- _DIRECTIONS FOR THIS TASK_
Render every entry exactly as it appears.

- _THE RECORDS_

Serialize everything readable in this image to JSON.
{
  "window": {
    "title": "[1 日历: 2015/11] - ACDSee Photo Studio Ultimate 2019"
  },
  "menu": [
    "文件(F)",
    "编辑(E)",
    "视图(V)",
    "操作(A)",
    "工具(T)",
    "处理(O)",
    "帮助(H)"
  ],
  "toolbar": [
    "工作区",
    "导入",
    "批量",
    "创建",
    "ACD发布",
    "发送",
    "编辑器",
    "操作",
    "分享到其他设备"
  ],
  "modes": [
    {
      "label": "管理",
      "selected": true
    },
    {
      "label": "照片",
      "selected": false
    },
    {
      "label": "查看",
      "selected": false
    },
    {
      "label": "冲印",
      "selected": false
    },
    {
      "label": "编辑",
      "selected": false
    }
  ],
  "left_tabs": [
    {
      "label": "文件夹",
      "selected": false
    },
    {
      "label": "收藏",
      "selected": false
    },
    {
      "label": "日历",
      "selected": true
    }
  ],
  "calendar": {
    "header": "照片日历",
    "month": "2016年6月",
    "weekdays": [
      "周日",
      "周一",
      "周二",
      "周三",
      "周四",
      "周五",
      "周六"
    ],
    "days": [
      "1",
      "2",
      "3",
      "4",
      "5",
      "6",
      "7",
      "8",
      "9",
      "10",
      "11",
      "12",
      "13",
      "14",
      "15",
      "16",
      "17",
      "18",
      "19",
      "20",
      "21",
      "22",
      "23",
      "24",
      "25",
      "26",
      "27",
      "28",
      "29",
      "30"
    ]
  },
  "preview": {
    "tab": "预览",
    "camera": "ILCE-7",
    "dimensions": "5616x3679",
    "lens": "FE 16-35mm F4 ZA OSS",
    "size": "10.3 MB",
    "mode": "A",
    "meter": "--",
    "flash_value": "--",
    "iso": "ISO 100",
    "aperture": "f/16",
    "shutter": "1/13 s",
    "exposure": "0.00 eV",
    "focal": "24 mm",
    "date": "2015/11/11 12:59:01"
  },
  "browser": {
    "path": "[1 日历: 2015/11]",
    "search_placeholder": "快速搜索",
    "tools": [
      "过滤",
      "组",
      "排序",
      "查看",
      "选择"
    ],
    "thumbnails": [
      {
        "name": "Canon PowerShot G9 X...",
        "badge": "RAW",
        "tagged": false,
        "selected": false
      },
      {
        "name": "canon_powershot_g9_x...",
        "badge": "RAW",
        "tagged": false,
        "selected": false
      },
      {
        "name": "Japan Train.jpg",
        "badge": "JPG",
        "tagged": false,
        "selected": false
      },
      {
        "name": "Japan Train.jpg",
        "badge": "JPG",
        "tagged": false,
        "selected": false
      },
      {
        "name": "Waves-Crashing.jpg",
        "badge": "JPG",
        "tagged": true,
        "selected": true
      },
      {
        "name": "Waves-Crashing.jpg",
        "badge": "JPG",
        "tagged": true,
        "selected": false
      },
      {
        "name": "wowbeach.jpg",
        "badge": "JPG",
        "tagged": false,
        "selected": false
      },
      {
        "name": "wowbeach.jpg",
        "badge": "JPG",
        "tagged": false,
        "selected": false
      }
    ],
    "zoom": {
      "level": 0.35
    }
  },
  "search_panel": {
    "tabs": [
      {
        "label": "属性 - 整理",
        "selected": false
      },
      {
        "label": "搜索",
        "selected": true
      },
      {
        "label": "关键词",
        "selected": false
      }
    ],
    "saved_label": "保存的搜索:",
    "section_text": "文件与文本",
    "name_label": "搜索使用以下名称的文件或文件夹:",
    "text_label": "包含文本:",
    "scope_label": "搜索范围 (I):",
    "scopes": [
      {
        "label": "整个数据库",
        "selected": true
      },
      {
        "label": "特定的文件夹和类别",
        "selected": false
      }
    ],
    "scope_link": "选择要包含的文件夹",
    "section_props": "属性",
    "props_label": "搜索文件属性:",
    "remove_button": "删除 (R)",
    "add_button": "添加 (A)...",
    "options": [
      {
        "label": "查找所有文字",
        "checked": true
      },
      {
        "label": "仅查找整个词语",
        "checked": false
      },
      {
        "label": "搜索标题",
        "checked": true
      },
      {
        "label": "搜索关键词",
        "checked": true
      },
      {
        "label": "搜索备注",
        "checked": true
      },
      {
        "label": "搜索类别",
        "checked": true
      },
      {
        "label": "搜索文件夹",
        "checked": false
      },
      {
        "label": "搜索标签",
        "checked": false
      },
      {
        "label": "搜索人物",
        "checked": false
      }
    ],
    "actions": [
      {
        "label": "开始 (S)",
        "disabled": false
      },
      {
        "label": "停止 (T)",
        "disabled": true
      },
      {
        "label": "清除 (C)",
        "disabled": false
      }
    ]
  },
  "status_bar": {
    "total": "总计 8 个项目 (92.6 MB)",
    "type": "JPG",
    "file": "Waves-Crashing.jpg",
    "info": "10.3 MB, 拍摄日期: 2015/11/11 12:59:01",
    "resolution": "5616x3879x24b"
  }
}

- _FULL ANSWER_
Serialize everything readable in this image to JSON.
{
  "window": {
    "title": "[1 日历: 2015/11] - ACDSee Photo Studio Ultimate 2019"
  },
  "menu": [
    "文件(F)",
    "编辑(E)",
    "视图(V)",
    "操作(A)",
    "工具(T)",
    "处理(O)",
    "帮助(H)"
  ],
  "toolbar": [
    "工作区",
    "导入",
    "批量",
    "创建",
    "ACD发布",
    "发送",
    "编辑器",
    "操作",
    "分享到其他设备"
  ],
  "modes": [
    {
      "label": "管理",
      "selected": true
    },
    {
      "label": "照片",
      "selected": false
    },
    {
      "label": "查看",
      "selected": false
    },
    {
      "label": "冲印",
      "selected": false
    },
    {
      "label": "编辑",
      "selected": false
    }
  ],
  "left_tabs": [
    {
      "label": "文件夹",
      "selected": false
    },
    {
      "label": "收藏",
      "selected": false
    },
    {
      "label": "日历",
      "selected": true
    }
  ],
  "calendar": {
    "header": "照片日历",
    "month": "2016年6月",
    "weekdays": [
      "周日",
      "周一",
      "周二",
      "周三",
      "周四",
      "周五",
      "周六"
    ],
    "days": [
      "1",
      "2",
      "3",
      "4",
      "5",
      "6",
      "7",
      "8",
      "9",
      "10",
      "11",
      "12",
      "13",
      "14",
      "15",
      "16",
      "17",
      "18",
      "19",
      "20",
      "21",
      "22",
      "23",
      "24",
      "25",
      "26",
      "27",
      "28",
      "29",
      "30"
    ]
  },
  "preview": {
    "tab": "预览",
    "camera": "ILCE-7",
    "dimensions": "5616x3679",
    "lens": "FE 16-35mm F4 ZA OSS",
    "size": "10.3 MB",
    "mode": "A",
    "meter": "--",
    "flash_value": "--",
    "iso": "ISO 100",
    "aperture": "f/16",
    "shutter": "1/13 s",
    "exposure": "0.00 eV",
    "focal": "24 mm",
    "date": "2015/11/11 12:59:01"
  },
  "browser": {
    "path": "[1 日历: 2015/11]",
    "search_placeholder": "快速搜索",
    "tools": [
      "过滤",
      "组",
      "排序",
      "查看",
      "选择"
    ],
    "thumbnails": [
      {
        "name": "Canon PowerShot G9 X...",
        "badge": "RAW",
        "tagged": false,
        "selected": false
      },
      {
        "name": "canon_powershot_g9_x...",
        "badge": "RAW",
        "tagged": false,
        "selected": false
      },
      {
        "name": "Japan Train.jpg",
        "badge": "JPG",
        "tagged": false,
        "selected": false
      },
      {
        "name": "Japan Train.jpg",
        "badge": "JPG",
        "tagged": false,
        "selected": false
      },
      {
        "name": "Waves-Crashing.jpg",
        "badge": "JPG",
        "tagged": true,
        "selected": true
      },
      {
        "name": "Waves-Crashing.jpg",
        "badge": "JPG",
        "tagged": true,
        "selected": false
      },
      {
        "name": "wowbeach.jpg",
        "badge": "JPG",
        "tagged": false,
        "selected": false
      },
      {
        "name": "wowbeach.jpg",
        "badge": "JPG",
        "tagged": false,
        "selected": false
      }
    ],
    "zoom": {
      "level": 0.35
    }
  },
  "search_panel": {
    "tabs": [
      {
        "label": "属性 - 整理",
        "selected": false
      },
      {
        "label": "搜索",
        "selected": true
      },
      {
        "label": "关键词",
        "selected": false
      }
    ],
    "saved_label": "保存的搜索:",
    "section_text": "文件与文本",
    "name_label": "搜索使用以下名称的文件或文件夹:",
    "text_label": "包含文本:",
    "scope_label": "搜索范围 (I):",
    "scopes": [
      {
        "label": "整个数据库",
        "selected": true
      },
      {
        "label": "特定的文件夹和类别",
        "selected": false
      }
    ],
    "scope_link": "选择要包含的文件夹",
    "section_props": "属性",
    "props_label": "搜索文件属性:",
    "remove_button": "删除 (R)",
    "add_button": "添加 (A)...",
    "options": [
      {
        "label": "查找所有文字",
        "checked": true
      },
      {
        "label": "仅查找整个词语",
        "checked": false
      },
      {
        "label": "搜索标题",
        "checked": true
      },
      {
        "label": "搜索关键词",
        "checked": true
      },
      {
        "label": "搜索备注",
        "checked": true
      },
      {
        "label": "搜索类别",
        "checked": true
      },
      {
        "label": "搜索文件夹",
        "checked": false
      },
      {
        "label": "搜索标签",
        "checked": false
      },
      {
        "label": "搜索人物",
        "checked": false
      }
    ],
    "actions": [
      {
        "label": "开始 (S)",
        "disabled": false
      },
      {
        "label": "停止 (T)",
        "disabled": true
      },
      {
        "label": "清除 (C)",
        "disabled": false
      }
    ]
  },
  "status_bar": {
    "total": "总计 8 个项目 (92.6 MB)",
    "type": "JPG",
    "file": "Waves-Crashing.jpg",
    "info": "10.3 MB, 拍摄日期: 2015/11/11 12:59:01",
    "resolution": "5616x3879x24b"
  }
}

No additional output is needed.